___ Source material

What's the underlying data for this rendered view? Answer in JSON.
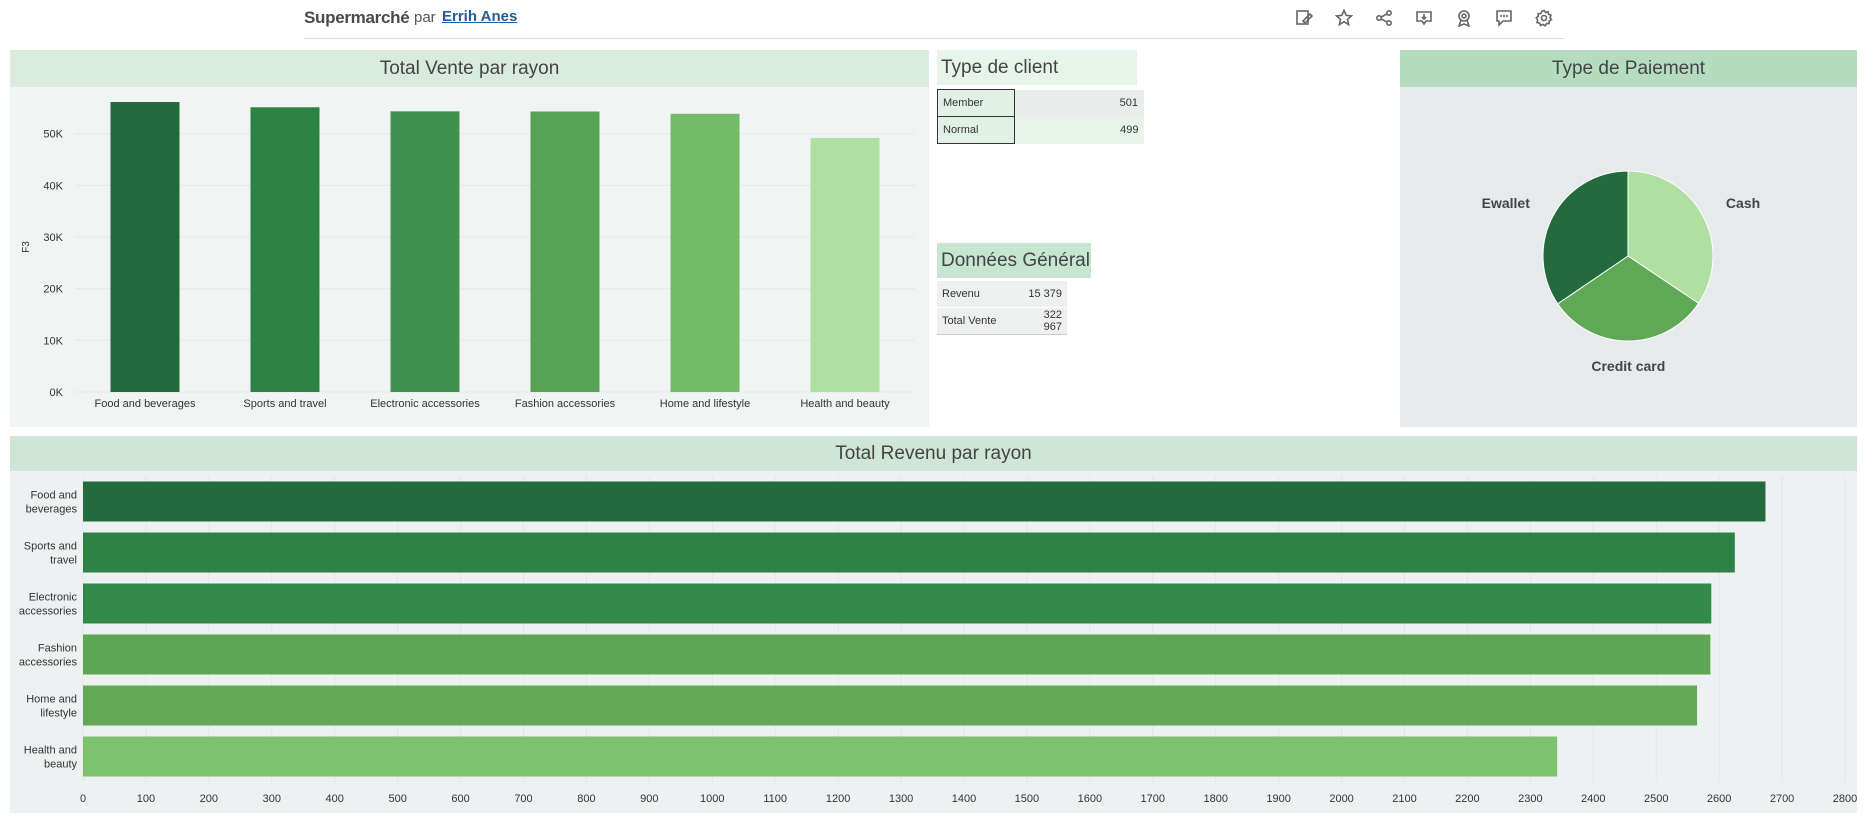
{
  "header": {
    "title": "Supermarché",
    "by": "par",
    "author": "Errih Anes",
    "icons": [
      "edit-icon",
      "star-icon",
      "share-icon",
      "download-icon",
      "badge-icon",
      "comment-icon",
      "gear-icon"
    ]
  },
  "chart_data": [
    {
      "type": "bar",
      "title": "Total Vente par rayon",
      "ylabel": "F3",
      "categories": [
        "Food and beverages",
        "Sports and travel",
        "Electronic accessories",
        "Fashion accessories",
        "Home and lifestyle",
        "Health and beauty"
      ],
      "values": [
        56145,
        55123,
        54338,
        54306,
        53862,
        49194
      ],
      "yticks": [
        "0K",
        "10K",
        "20K",
        "30K",
        "40K",
        "50K"
      ],
      "ylim": [
        0,
        57500
      ],
      "colors": [
        "#236a3c",
        "#2e8246",
        "#42924f",
        "#58a255",
        "#74bb68",
        "#b0e0a1"
      ]
    },
    {
      "type": "pie",
      "title": "Type de Paiement",
      "labels": [
        "Cash",
        "Credit card",
        "Ewallet"
      ],
      "values": [
        344,
        311,
        345
      ],
      "colors": [
        "#b0e0a1",
        "#5fa855",
        "#236a3c"
      ]
    },
    {
      "type": "bar",
      "orientation": "horizontal",
      "title": "Total Revenu par rayon",
      "categories": [
        [
          "Food and",
          "beverages"
        ],
        [
          "Sports and",
          "travel"
        ],
        [
          "Electronic",
          "accessories"
        ],
        [
          "Fashion",
          "accessories"
        ],
        [
          "Home and",
          "lifestyle"
        ],
        [
          "Health and",
          "beauty"
        ]
      ],
      "values": [
        2673.6,
        2624.9,
        2587.5,
        2586.0,
        2564.9,
        2342.6
      ],
      "xticks": [
        "0",
        "100",
        "200",
        "300",
        "400",
        "500",
        "600",
        "700",
        "800",
        "900",
        "1000",
        "1100",
        "1200",
        "1300",
        "1400",
        "1500",
        "1600",
        "1700",
        "1800",
        "1900",
        "2000",
        "2100",
        "2200",
        "2300",
        "2400",
        "2500",
        "2600",
        "2700",
        "2800"
      ],
      "xlim": [
        0,
        2800
      ],
      "colors": [
        "#236a3c",
        "#2e8246",
        "#338a48",
        "#5ea555",
        "#62a856",
        "#7dc26f"
      ]
    }
  ],
  "client": {
    "title": "Type de client",
    "rows": [
      {
        "label": "Member",
        "value": "501"
      },
      {
        "label": "Normal",
        "value": "499"
      }
    ]
  },
  "general": {
    "title": "Données Général",
    "rows": [
      {
        "label": "Revenu",
        "value": "15 379"
      },
      {
        "label": "Total Vente",
        "value": "322 967"
      }
    ]
  }
}
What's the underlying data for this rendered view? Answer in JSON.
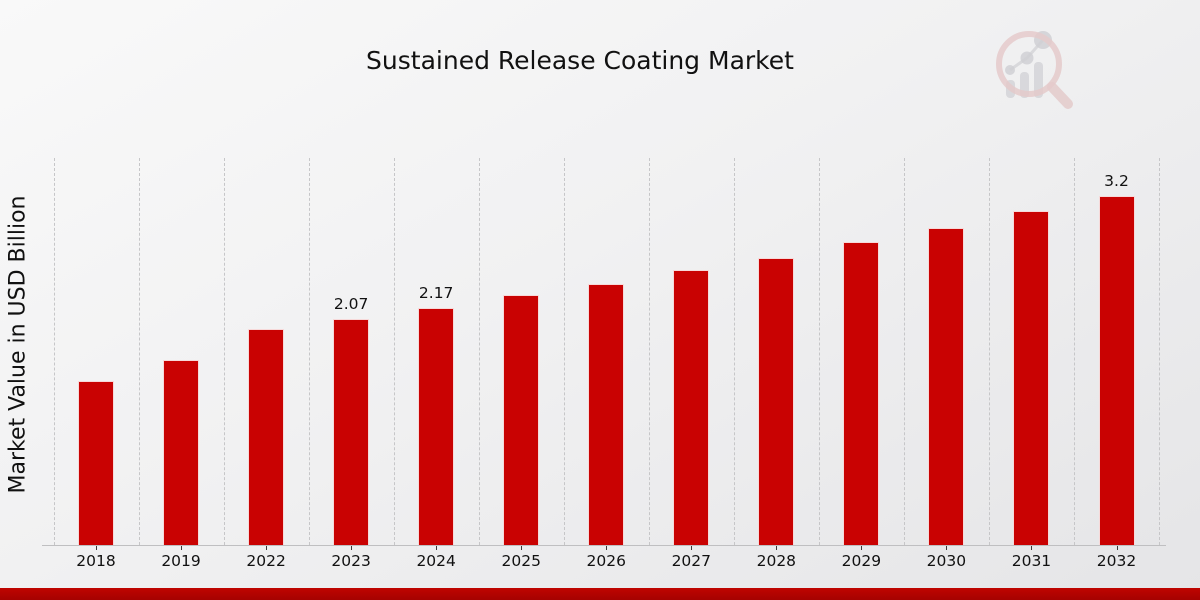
{
  "title": "Sustained Release Coating Market",
  "ylabel": "Market Value in USD Billion",
  "colors": {
    "bar": "#c90202",
    "bar_edge": "#ffffff",
    "gridline": "#c6c6c8",
    "axis_line": "#bfbfc1",
    "tick": "#3a3a3a",
    "text": "#111111",
    "bottom_strip": "#b00300",
    "background_start": "#f9f9f9",
    "background_end": "#e5e5e7",
    "watermark_ring": "#d9a6a6",
    "watermark_bars": "#b2b2b8"
  },
  "watermark": {
    "name": "magnifier-bar-chart-logo"
  },
  "chart_data": {
    "type": "bar",
    "title": "Sustained Release Coating Market",
    "xlabel": "",
    "ylabel": "Market Value in USD Billion",
    "categories": [
      "2018",
      "2019",
      "2022",
      "2023",
      "2024",
      "2025",
      "2026",
      "2027",
      "2028",
      "2029",
      "2030",
      "2031",
      "2032"
    ],
    "values": [
      1.5,
      1.7,
      1.98,
      2.07,
      2.17,
      2.29,
      2.39,
      2.52,
      2.63,
      2.78,
      2.91,
      3.06,
      3.2
    ],
    "series": [
      {
        "name": "Market Value in USD Billion",
        "values": [
          1.5,
          1.7,
          1.98,
          2.07,
          2.17,
          2.29,
          2.39,
          2.52,
          2.63,
          2.78,
          2.91,
          3.06,
          3.2
        ]
      }
    ],
    "data_labels": {
      "2023": "2.07",
      "2024": "2.17",
      "2032": "3.2"
    },
    "ylim": [
      0,
      3.57
    ],
    "grid": "vertical-dashed",
    "legend": "none",
    "bar_color": "#c90202"
  }
}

______

**Requirement:**
Leave the pictures out and print the records above exactly as they stand.

**In response:**
What's the underlying data for this rendered view? Answer in JSON.
{
  "header": {
    "title": "Supermarché",
    "by": "par",
    "author": "Errih Anes",
    "icons": [
      "edit-icon",
      "star-icon",
      "share-icon",
      "download-icon",
      "badge-icon",
      "comment-icon",
      "gear-icon"
    ]
  },
  "chart_data": [
    {
      "type": "bar",
      "title": "Total Vente par rayon",
      "ylabel": "F3",
      "categories": [
        "Food and beverages",
        "Sports and travel",
        "Electronic accessories",
        "Fashion accessories",
        "Home and lifestyle",
        "Health and beauty"
      ],
      "values": [
        56145,
        55123,
        54338,
        54306,
        53862,
        49194
      ],
      "yticks": [
        "0K",
        "10K",
        "20K",
        "30K",
        "40K",
        "50K"
      ],
      "ylim": [
        0,
        57500
      ],
      "colors": [
        "#236a3c",
        "#2e8246",
        "#42924f",
        "#58a255",
        "#74bb68",
        "#b0e0a1"
      ]
    },
    {
      "type": "pie",
      "title": "Type de Paiement",
      "labels": [
        "Cash",
        "Credit card",
        "Ewallet"
      ],
      "values": [
        344,
        311,
        345
      ],
      "colors": [
        "#b0e0a1",
        "#5fa855",
        "#236a3c"
      ]
    },
    {
      "type": "bar",
      "orientation": "horizontal",
      "title": "Total Revenu par rayon",
      "categories": [
        [
          "Food and",
          "beverages"
        ],
        [
          "Sports and",
          "travel"
        ],
        [
          "Electronic",
          "accessories"
        ],
        [
          "Fashion",
          "accessories"
        ],
        [
          "Home and",
          "lifestyle"
        ],
        [
          "Health and",
          "beauty"
        ]
      ],
      "values": [
        2673.6,
        2624.9,
        2587.5,
        2586.0,
        2564.9,
        2342.6
      ],
      "xticks": [
        "0",
        "100",
        "200",
        "300",
        "400",
        "500",
        "600",
        "700",
        "800",
        "900",
        "1000",
        "1100",
        "1200",
        "1300",
        "1400",
        "1500",
        "1600",
        "1700",
        "1800",
        "1900",
        "2000",
        "2100",
        "2200",
        "2300",
        "2400",
        "2500",
        "2600",
        "2700",
        "2800"
      ],
      "xlim": [
        0,
        2800
      ],
      "colors": [
        "#236a3c",
        "#2e8246",
        "#338a48",
        "#5ea555",
        "#62a856",
        "#7dc26f"
      ]
    }
  ],
  "client": {
    "title": "Type de client",
    "rows": [
      {
        "label": "Member",
        "value": "501"
      },
      {
        "label": "Normal",
        "value": "499"
      }
    ]
  },
  "general": {
    "title": "Données Général",
    "rows": [
      {
        "label": "Revenu",
        "value": "15 379"
      },
      {
        "label": "Total Vente",
        "value": "322 967"
      }
    ]
  }
}
What's the underlying data for this rendered view? Answer in JSON.
{
  "title": "Sustained Release Coating Market",
  "ylabel": "Market Value in USD Billion",
  "colors": {
    "bar": "#c90202",
    "bar_edge": "#ffffff",
    "gridline": "#c6c6c8",
    "axis_line": "#bfbfc1",
    "tick": "#3a3a3a",
    "text": "#111111",
    "bottom_strip": "#b00300",
    "background_start": "#f9f9f9",
    "background_end": "#e5e5e7",
    "watermark_ring": "#d9a6a6",
    "watermark_bars": "#b2b2b8"
  },
  "watermark": {
    "name": "magnifier-bar-chart-logo"
  },
  "chart_data": {
    "type": "bar",
    "title": "Sustained Release Coating Market",
    "xlabel": "",
    "ylabel": "Market Value in USD Billion",
    "categories": [
      "2018",
      "2019",
      "2022",
      "2023",
      "2024",
      "2025",
      "2026",
      "2027",
      "2028",
      "2029",
      "2030",
      "2031",
      "2032"
    ],
    "values": [
      1.5,
      1.7,
      1.98,
      2.07,
      2.17,
      2.29,
      2.39,
      2.52,
      2.63,
      2.78,
      2.91,
      3.06,
      3.2
    ],
    "series": [
      {
        "name": "Market Value in USD Billion",
        "values": [
          1.5,
          1.7,
          1.98,
          2.07,
          2.17,
          2.29,
          2.39,
          2.52,
          2.63,
          2.78,
          2.91,
          3.06,
          3.2
        ]
      }
    ],
    "data_labels": {
      "2023": "2.07",
      "2024": "2.17",
      "2032": "3.2"
    },
    "ylim": [
      0,
      3.57
    ],
    "grid": "vertical-dashed",
    "legend": "none",
    "bar_color": "#c90202"
  }
}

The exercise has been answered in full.